## Text for analysis
Arctic Wolf Facts

The arctic wolf is a subspecies of the gray wolf (Canis lupus).  It is also called the White Wolf or Polar Wolf.  Unlike it's relative, the red wolf, the arctic wolf is not endangered.

Eating habits:
Arctic wolves eat a wide variety of mammals and some nesting birds.  They can eat up to 20 lbs of meat per meal!  Their prey includes lemmings, seals, arctic foxes, arctic hares, caribou and musk oxen.  Arctic wolves usually hunt in packs.

Growing up:
Arctic wolves are born in a litter.  The maximum size of a litter of wolf pups is 12, with an average of 4!  At the age of 3 months wolf pups leave the den to explore with their parents and the rest of the pack.  In the pack, on average, there are 6 adult wolves.

## Data supplied
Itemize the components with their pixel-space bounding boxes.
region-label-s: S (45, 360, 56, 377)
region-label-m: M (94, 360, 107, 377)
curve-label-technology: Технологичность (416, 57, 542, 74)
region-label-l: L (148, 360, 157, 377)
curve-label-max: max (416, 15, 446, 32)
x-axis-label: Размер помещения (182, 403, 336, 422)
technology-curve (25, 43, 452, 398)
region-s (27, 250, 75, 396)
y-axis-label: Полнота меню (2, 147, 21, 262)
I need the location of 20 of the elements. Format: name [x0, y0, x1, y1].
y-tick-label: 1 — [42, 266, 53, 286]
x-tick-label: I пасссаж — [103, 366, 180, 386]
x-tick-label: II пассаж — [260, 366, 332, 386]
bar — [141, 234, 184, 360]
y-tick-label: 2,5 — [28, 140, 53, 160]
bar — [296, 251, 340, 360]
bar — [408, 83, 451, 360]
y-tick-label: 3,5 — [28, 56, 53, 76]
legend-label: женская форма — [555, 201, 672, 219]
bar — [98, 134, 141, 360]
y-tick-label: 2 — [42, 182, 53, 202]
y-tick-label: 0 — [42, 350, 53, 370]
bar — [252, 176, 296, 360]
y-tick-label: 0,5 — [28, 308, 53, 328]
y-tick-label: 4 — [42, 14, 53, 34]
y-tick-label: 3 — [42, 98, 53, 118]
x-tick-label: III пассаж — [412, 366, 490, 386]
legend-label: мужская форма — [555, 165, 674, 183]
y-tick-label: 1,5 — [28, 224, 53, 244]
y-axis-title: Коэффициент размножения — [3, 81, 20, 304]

## Task list
a) Starting at the words "The arctic wolf is a" and stopping after "is not endangered.", copy the arctic wolf text with "Polar Wolf" swapped for "Snow Wolf".
b) Answer these questions from the arctic wolf text:
(i) Up to how many pounds of meat can an arctic wolf eat per meal?
(ii) What is the maximum size of a litter of wolf pups?
(iii) At what age do wolf pups leave the den to explore?
The records play no part in these tasks.

## Task responses
a)
The arctic wolf is a subspecies of the gray wolf (Canis lupus).  It is also called the White Wolf or Snow Wolf.  Unlike it's relative, the red wolf, the arctic wolf is not endangered.

b)
(i) Up to 20 lbs.
(ii) 12 pups.
(iii) 3 months.